REQUIREMENT:
Find every line containing the word "structured" in the records below; report only how many there are.

DATA FOR THIS EXERCISE:
= = =
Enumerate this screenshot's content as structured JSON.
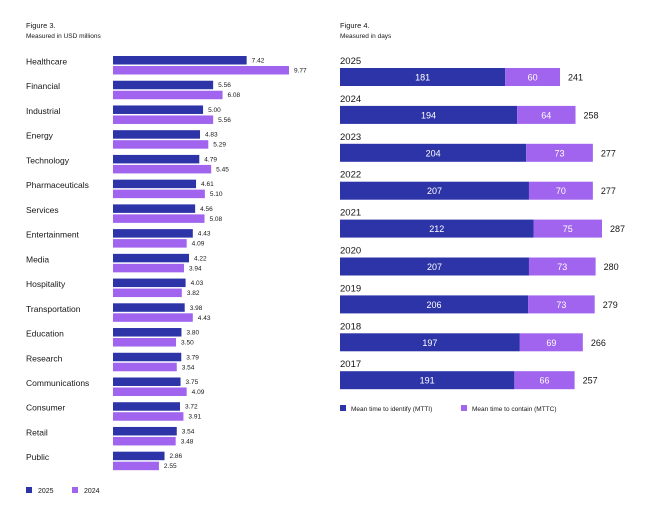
{
  "colors": {
    "primary": "#2d34a8",
    "secondary": "#a064ee",
    "text": "#161616",
    "bar_label": "#ffffff"
  },
  "chart_data": [
    {
      "type": "bar",
      "orientation": "horizontal",
      "figure_label": "Figure 3.",
      "subtitle": "Measured in USD millions",
      "categories": [
        "Healthcare",
        "Financial",
        "Industrial",
        "Energy",
        "Technology",
        "Pharmaceuticals",
        "Services",
        "Entertainment",
        "Media",
        "Hospitality",
        "Transportation",
        "Education",
        "Research",
        "Communications",
        "Consumer",
        "Retail",
        "Public"
      ],
      "series": [
        {
          "name": "2025",
          "values": [
            7.42,
            5.56,
            5.0,
            4.83,
            4.79,
            4.61,
            4.56,
            4.43,
            4.22,
            4.03,
            3.98,
            3.8,
            3.79,
            3.75,
            3.72,
            3.54,
            2.86
          ]
        },
        {
          "name": "2024",
          "values": [
            9.77,
            6.08,
            5.56,
            5.29,
            5.45,
            5.1,
            5.08,
            4.09,
            3.94,
            3.82,
            4.43,
            3.5,
            3.54,
            4.09,
            3.91,
            3.48,
            2.55
          ]
        }
      ],
      "value_labels": [
        [
          "7.42",
          "5.56",
          "5.00",
          "4.83",
          "4.79",
          "4.61",
          "4.56",
          "4.43",
          "4.22",
          "4.03",
          "3.98",
          "3.80",
          "3.79",
          "3.75",
          "3.72",
          "3.54",
          "2.86"
        ],
        [
          "9.77",
          "6.08",
          "5.56",
          "5.29",
          "5.45",
          "5.10",
          "5.08",
          "4.09",
          "3.94",
          "3.82",
          "4.43",
          "3.50",
          "3.54",
          "4.09",
          "3.91",
          "3.48",
          "2.55"
        ]
      ],
      "legend_position": "bottom-left",
      "grid": false
    },
    {
      "type": "bar",
      "orientation": "horizontal",
      "stacked": true,
      "figure_label": "Figure 4.",
      "subtitle": "Measured in days",
      "categories": [
        "2025",
        "2024",
        "2023",
        "2022",
        "2021",
        "2020",
        "2019",
        "2018",
        "2017"
      ],
      "series": [
        {
          "name": "Mean time to identify (MTTI)",
          "values": [
            181,
            194,
            204,
            207,
            212,
            207,
            206,
            197,
            191
          ]
        },
        {
          "name": "Mean time to contain (MTTC)",
          "values": [
            60,
            64,
            73,
            70,
            75,
            73,
            73,
            69,
            66
          ]
        }
      ],
      "totals": [
        241,
        258,
        277,
        277,
        287,
        280,
        279,
        266,
        257
      ],
      "legend_position": "bottom-left",
      "grid": false
    }
  ]
}
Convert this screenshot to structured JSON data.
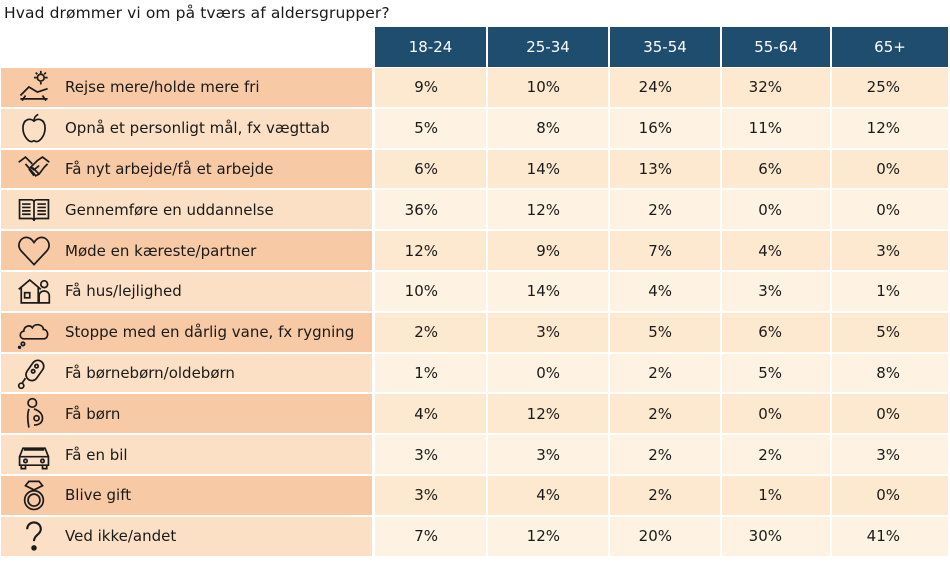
{
  "title": "Hvad drømmer vi om på tværs af aldersgrupper?",
  "colors": {
    "header_bg": "#1e4d6e",
    "label_dark": "#f7c9a4",
    "label_light": "#fbe0c6",
    "cell_dark": "#fde9cf",
    "cell_light": "#fef3e2"
  },
  "chart_data": {
    "type": "table",
    "columns": [
      "18-24",
      "25-34",
      "35-54",
      "55-64",
      "65+"
    ],
    "rows": [
      {
        "label": "Rejse mere/holde mere fri",
        "icon": "travel-icon",
        "values": [
          "9%",
          "10%",
          "24%",
          "32%",
          "25%"
        ]
      },
      {
        "label": "Opnå et personligt mål, fx vægttab",
        "icon": "apple-icon",
        "values": [
          "5%",
          "8%",
          "16%",
          "11%",
          "12%"
        ]
      },
      {
        "label": "Få nyt arbejde/få et arbejde",
        "icon": "handshake-icon",
        "values": [
          "6%",
          "14%",
          "13%",
          "6%",
          "0%"
        ]
      },
      {
        "label": "Gennemføre en uddannelse",
        "icon": "book-icon",
        "values": [
          "36%",
          "12%",
          "2%",
          "0%",
          "0%"
        ]
      },
      {
        "label": "Møde en kæreste/partner",
        "icon": "heart-icon",
        "values": [
          "12%",
          "9%",
          "7%",
          "4%",
          "3%"
        ]
      },
      {
        "label": "Få hus/lejlighed",
        "icon": "house-icon",
        "values": [
          "10%",
          "14%",
          "4%",
          "3%",
          "1%"
        ]
      },
      {
        "label": "Stoppe med en dårlig vane, fx rygning",
        "icon": "cloud-icon",
        "values": [
          "2%",
          "3%",
          "5%",
          "6%",
          "5%"
        ]
      },
      {
        "label": "Få børnebørn/oldebørn",
        "icon": "rattle-icon",
        "values": [
          "1%",
          "0%",
          "2%",
          "5%",
          "8%"
        ]
      },
      {
        "label": "Få børn",
        "icon": "pregnant-icon",
        "values": [
          "4%",
          "12%",
          "2%",
          "0%",
          "0%"
        ]
      },
      {
        "label": "Få en bil",
        "icon": "car-icon",
        "values": [
          "3%",
          "3%",
          "2%",
          "2%",
          "3%"
        ]
      },
      {
        "label": "Blive gift",
        "icon": "ring-icon",
        "values": [
          "3%",
          "4%",
          "2%",
          "1%",
          "0%"
        ]
      },
      {
        "label": "Ved ikke/andet",
        "icon": "question-icon",
        "values": [
          "7%",
          "12%",
          "20%",
          "30%",
          "41%"
        ]
      }
    ]
  }
}
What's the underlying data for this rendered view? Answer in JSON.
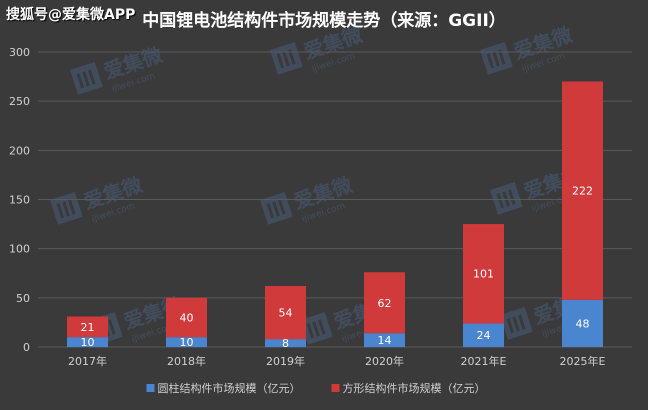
{
  "watermark_top_left": "搜狐号@爱集微APP",
  "watermark_text": "爱集微",
  "watermark_subtext": "ijiwei.com",
  "chart_data": {
    "type": "bar",
    "stacked": true,
    "title": "中国锂电池结构件市场规模走势（来源：GGII）",
    "xlabel": "",
    "ylabel": "",
    "categories": [
      "2017年",
      "2018年",
      "2019年",
      "2020年",
      "2021年E",
      "2025年E"
    ],
    "ylim": [
      0,
      300
    ],
    "yticks": [
      0,
      50,
      100,
      150,
      200,
      250,
      300
    ],
    "grid": true,
    "legend_position": "bottom",
    "series": [
      {
        "name": "圆柱结构件市场规模（亿元）",
        "values": [
          10,
          10,
          8,
          14,
          24,
          48
        ],
        "color": "#4a86cf"
      },
      {
        "name": "方形结构件市场规模（亿元）",
        "values": [
          21,
          40,
          54,
          62,
          101,
          222
        ],
        "color": "#d13a3a"
      }
    ]
  }
}
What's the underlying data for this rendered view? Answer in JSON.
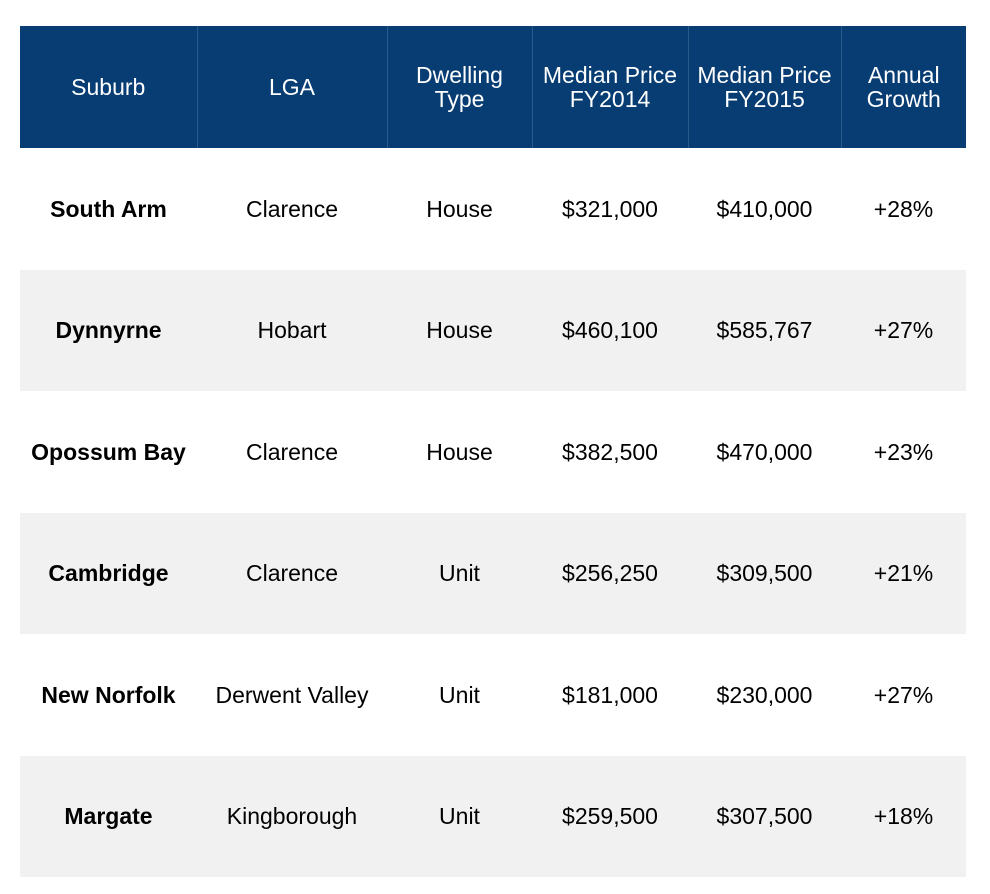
{
  "table": {
    "headers": [
      "Suburb",
      "LGA",
      "Dwelling Type",
      "Median Price FY2014",
      "Median Price FY2015",
      "Annual Growth"
    ],
    "rows": [
      [
        "South Arm",
        "Clarence",
        "House",
        "$321,000",
        "$410,000",
        "+28%"
      ],
      [
        "Dynnyrne",
        "Hobart",
        "House",
        "$460,100",
        "$585,767",
        "+27%"
      ],
      [
        "Opossum Bay",
        "Clarence",
        "House",
        "$382,500",
        "$470,000",
        "+23%"
      ],
      [
        "Cambridge",
        "Clarence",
        "Unit",
        "$256,250",
        "$309,500",
        "+21%"
      ],
      [
        "New Norfolk",
        "Derwent Valley",
        "Unit",
        "$181,000",
        "$230,000",
        "+27%"
      ],
      [
        "Margate",
        "Kingborough",
        "Unit",
        "$259,500",
        "$307,500",
        "+18%"
      ]
    ]
  },
  "colors": {
    "header_background": "#073d73",
    "header_text": "#ffffff",
    "row_alt_background": "#f1f1f1"
  }
}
= = =
THE RESULT:
2